== REQUIREMENT ==
Seek out every line containing the word "建设单位名称和联系方式", and copy each.

--- START OF PROVIDED ENTRIES ---

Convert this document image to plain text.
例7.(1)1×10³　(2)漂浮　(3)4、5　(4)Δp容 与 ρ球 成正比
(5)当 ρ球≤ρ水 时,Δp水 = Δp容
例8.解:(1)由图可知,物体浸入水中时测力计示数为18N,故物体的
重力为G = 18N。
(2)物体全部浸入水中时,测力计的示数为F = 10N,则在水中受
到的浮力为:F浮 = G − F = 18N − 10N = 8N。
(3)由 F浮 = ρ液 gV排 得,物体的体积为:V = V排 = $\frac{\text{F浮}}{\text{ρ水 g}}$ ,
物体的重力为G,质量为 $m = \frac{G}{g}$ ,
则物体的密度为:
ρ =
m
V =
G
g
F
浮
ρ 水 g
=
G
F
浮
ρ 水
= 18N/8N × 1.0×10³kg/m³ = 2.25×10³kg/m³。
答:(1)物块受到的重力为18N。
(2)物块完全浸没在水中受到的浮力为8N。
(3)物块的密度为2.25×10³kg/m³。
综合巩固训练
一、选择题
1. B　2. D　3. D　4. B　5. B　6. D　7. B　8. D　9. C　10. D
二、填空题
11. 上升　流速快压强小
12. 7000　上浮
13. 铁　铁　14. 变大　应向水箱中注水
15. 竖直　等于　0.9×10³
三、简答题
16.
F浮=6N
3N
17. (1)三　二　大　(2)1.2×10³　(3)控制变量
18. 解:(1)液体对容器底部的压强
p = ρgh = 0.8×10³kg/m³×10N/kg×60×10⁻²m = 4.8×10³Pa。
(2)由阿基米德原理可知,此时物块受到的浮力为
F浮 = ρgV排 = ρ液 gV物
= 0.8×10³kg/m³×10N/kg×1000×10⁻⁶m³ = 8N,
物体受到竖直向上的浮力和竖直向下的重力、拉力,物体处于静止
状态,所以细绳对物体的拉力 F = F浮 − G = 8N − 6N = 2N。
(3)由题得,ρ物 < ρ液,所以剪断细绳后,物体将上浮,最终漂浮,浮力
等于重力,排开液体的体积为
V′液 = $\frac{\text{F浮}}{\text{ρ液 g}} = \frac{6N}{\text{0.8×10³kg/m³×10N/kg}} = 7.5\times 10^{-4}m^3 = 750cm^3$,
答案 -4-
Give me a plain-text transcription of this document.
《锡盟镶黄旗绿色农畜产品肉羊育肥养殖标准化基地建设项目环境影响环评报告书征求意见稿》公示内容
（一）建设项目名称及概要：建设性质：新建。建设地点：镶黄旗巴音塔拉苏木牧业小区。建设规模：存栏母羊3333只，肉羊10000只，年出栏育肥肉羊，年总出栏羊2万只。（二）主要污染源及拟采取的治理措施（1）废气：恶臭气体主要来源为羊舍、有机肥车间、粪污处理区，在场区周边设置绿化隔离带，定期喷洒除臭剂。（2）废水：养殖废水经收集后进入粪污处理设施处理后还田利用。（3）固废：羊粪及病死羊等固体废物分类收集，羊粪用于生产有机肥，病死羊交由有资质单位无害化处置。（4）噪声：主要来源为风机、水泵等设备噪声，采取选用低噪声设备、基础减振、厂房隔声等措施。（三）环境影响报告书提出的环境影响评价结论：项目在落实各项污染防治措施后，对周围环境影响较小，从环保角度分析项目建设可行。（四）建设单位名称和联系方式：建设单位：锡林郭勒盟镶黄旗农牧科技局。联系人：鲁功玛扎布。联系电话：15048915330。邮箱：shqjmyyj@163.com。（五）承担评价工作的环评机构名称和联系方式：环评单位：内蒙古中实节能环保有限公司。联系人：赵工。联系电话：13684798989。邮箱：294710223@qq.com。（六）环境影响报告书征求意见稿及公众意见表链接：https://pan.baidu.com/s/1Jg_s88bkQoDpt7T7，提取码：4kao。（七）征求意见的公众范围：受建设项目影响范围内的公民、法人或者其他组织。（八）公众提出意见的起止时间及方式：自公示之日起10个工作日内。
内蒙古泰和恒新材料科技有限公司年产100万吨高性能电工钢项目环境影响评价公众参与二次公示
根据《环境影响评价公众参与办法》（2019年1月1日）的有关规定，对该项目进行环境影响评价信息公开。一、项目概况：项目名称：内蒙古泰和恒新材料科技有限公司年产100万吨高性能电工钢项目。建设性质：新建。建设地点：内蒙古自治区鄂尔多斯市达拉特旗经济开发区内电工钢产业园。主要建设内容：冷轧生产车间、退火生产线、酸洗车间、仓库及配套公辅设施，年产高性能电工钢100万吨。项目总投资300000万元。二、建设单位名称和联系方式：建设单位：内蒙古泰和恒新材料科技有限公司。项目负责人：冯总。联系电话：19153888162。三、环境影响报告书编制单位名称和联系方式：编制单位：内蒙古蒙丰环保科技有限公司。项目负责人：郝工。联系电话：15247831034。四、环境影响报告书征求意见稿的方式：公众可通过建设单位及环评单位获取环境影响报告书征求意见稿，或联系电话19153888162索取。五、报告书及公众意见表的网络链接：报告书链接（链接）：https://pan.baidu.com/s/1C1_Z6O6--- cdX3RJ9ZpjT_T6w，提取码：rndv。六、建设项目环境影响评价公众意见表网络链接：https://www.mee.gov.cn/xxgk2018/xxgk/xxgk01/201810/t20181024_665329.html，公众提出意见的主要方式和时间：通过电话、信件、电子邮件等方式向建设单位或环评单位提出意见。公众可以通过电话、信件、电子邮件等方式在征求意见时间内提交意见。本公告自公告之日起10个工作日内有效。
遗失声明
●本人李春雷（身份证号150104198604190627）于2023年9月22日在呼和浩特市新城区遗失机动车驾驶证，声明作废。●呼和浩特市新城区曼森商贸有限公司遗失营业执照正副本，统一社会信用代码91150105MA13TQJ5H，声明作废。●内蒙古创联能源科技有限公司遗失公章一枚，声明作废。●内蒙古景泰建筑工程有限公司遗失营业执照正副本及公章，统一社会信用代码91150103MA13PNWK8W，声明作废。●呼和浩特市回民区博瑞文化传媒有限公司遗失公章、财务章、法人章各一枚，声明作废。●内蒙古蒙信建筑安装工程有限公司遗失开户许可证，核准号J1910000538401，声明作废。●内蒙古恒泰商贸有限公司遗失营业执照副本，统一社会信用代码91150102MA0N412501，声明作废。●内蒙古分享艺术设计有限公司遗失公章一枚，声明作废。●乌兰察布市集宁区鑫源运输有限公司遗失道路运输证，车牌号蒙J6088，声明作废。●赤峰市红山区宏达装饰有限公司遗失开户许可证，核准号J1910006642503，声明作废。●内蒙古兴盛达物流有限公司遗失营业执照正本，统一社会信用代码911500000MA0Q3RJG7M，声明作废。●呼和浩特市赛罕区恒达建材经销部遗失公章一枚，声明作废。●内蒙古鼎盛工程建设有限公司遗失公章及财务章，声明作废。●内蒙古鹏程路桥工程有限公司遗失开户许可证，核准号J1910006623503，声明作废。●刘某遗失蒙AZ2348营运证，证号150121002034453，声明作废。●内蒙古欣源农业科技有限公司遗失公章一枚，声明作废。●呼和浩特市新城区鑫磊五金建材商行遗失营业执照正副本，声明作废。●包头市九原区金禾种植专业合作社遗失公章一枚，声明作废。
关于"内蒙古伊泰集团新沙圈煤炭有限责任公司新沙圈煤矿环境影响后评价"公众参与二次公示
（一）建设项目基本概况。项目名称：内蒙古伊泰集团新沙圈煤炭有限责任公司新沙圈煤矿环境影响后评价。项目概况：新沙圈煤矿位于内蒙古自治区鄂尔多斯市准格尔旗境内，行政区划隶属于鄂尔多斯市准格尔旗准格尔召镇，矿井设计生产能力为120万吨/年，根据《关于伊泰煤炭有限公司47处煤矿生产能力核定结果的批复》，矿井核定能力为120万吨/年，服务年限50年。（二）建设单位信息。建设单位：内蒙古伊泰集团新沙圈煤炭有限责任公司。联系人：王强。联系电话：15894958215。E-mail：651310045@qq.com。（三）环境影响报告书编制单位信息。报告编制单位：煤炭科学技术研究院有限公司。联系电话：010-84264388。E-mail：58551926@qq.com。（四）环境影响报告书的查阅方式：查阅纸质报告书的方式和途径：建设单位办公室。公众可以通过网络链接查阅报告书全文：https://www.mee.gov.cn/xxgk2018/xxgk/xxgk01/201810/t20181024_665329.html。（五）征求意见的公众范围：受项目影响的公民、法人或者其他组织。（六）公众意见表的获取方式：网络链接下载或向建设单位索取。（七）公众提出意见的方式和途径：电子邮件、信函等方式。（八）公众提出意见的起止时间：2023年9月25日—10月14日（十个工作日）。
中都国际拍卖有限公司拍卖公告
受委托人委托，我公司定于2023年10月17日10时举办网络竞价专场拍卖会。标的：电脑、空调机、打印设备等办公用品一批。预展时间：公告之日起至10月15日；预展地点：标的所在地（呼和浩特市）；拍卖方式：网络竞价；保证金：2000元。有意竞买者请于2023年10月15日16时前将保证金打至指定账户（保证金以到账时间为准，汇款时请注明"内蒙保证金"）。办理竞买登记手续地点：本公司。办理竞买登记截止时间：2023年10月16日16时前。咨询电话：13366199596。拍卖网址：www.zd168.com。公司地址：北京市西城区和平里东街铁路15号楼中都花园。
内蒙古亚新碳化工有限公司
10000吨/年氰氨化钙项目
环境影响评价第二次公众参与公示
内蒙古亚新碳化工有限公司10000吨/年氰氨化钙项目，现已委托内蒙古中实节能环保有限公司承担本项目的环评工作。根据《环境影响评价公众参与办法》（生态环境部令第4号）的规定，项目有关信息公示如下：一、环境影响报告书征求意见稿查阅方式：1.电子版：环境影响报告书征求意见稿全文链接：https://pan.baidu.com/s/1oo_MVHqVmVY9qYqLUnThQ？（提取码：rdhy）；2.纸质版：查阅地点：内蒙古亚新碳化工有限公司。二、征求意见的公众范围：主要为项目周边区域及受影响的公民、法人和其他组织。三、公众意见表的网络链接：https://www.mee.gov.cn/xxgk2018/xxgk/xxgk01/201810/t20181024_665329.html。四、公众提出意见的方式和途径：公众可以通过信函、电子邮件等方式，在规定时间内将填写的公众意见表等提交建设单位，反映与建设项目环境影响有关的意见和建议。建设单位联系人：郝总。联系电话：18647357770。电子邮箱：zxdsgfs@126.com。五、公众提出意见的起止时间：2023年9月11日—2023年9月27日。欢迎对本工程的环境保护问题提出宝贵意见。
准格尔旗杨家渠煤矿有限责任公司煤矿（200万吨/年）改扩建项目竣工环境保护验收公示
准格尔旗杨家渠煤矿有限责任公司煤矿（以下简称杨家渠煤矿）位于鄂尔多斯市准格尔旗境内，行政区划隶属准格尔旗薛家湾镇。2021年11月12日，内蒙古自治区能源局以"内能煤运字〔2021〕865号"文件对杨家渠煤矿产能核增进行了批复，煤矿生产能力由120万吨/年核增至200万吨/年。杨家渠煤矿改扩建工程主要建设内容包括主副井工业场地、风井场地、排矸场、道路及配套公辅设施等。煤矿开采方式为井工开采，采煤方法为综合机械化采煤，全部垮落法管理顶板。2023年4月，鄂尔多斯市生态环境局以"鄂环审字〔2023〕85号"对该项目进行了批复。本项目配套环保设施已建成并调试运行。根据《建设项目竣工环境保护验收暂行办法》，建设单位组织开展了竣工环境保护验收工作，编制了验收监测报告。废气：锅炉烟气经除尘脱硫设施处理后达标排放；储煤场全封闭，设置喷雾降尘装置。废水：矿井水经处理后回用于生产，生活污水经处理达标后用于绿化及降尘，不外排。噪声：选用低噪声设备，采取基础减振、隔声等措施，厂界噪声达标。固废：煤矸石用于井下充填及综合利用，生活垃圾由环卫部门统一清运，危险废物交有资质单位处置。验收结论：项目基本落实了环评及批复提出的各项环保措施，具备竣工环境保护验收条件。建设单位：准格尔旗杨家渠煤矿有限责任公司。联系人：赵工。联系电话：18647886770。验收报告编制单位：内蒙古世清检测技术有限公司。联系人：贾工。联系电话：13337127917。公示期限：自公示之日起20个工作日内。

--- END OF PROVIDED ENTRIES ---

== RESULT BELOW ==
（一）建设项目名称及概要：建设性质：新建。建设地点：镶黄旗巴音塔拉苏木牧业小区。建设规模：存栏母羊3333只，肉羊10000只，年出栏育肥肉羊，年总出栏羊2万只。（二）主要污染源及拟采取的治理措施（1）废气：恶臭气体主要来源为羊舍、有机肥车间、粪污处理区，在场区周边设置绿化隔离带，定期喷洒除臭剂。（2）废水：养殖废水经收集后进入粪污处理设施处理后还田利用。（3）固废：羊粪及病死羊等固体废物分类收集，羊粪用于生产有机肥，病死羊交由有资质单位无害化处置。（4）噪声：主要来源为风机、水泵等设备噪声，采取选用低噪声设备、基础减振、厂房隔声等措施。（三）环境影响报告书提出的环境影响评价结论：项目在落实各项污染防治措施后，对周围环境影响较小，从环保角度分析项目建设可行。（四）建设单位名称和联系方式：建设单位：锡林郭勒盟镶黄旗农牧科技局。联系人：鲁功玛扎布。联系电话：15048915330。邮箱：shqjmyyj@163.com。（五）承担评价工作的环评机构名称和联系方式：环评单位：内蒙古中实节能环保有限公司。联系人：赵工。联系电话：13684798989。邮箱：294710223@qq.com。（六）环境影响报告书征求意见稿及公众意见表链接：https://pan.baidu.com/s/1Jg_s88bkQoDpt7T7，提取码：4kao。（七）征求意见的公众范围：受建设项目影响范围内的公民、法人或者其他组织。（八）公众提出意见的起止时间及方式：自公示之日起10个工作日内。
根据《环境影响评价公众参与办法》（2019年1月1日）的有关规定，对该项目进行环境影响评价信息公开。一、项目概况：项目名称：内蒙古泰和恒新材料科技有限公司年产100万吨高性能电工钢项目。建设性质：新建。建设地点：内蒙古自治区鄂尔多斯市达拉特旗经济开发区内电工钢产业园。主要建设内容：冷轧生产车间、退火生产线、酸洗车间、仓库及配套公辅设施，年产高性能电工钢100万吨。项目总投资300000万元。二、建设单位名称和联系方式：建设单位：内蒙古泰和恒新材料科技有限公司。项目负责人：冯总。联系电话：19153888162。三、环境影响报告书编制单位名称和联系方式：编制单位：内蒙古蒙丰环保科技有限公司。项目负责人：郝工。联系电话：15247831034。四、环境影响报告书征求意见稿的方式：公众可通过建设单位及环评单位获取环境影响报告书征求意见稿，或联系电话19153888162索取。五、报告书及公众意见表的网络链接：报告书链接（链接）：https://pan.baidu.com/s/1C1_Z6O6--- cdX3RJ9ZpjT_T6w，提取码：rndv。六、建设项目环境影响评价公众意见表网络链接：https://www.mee.gov.cn/xxgk2018/xxgk/xxgk01/201810/t20181024_665329.html，公众提出意见的主要方式和时间：通过电话、信件、电子邮件等方式向建设单位或环评单位提出意见。公众可以通过电话、信件、电子邮件等方式在征求意见时间内提交意见。本公告自公告之日起10个工作日内有效。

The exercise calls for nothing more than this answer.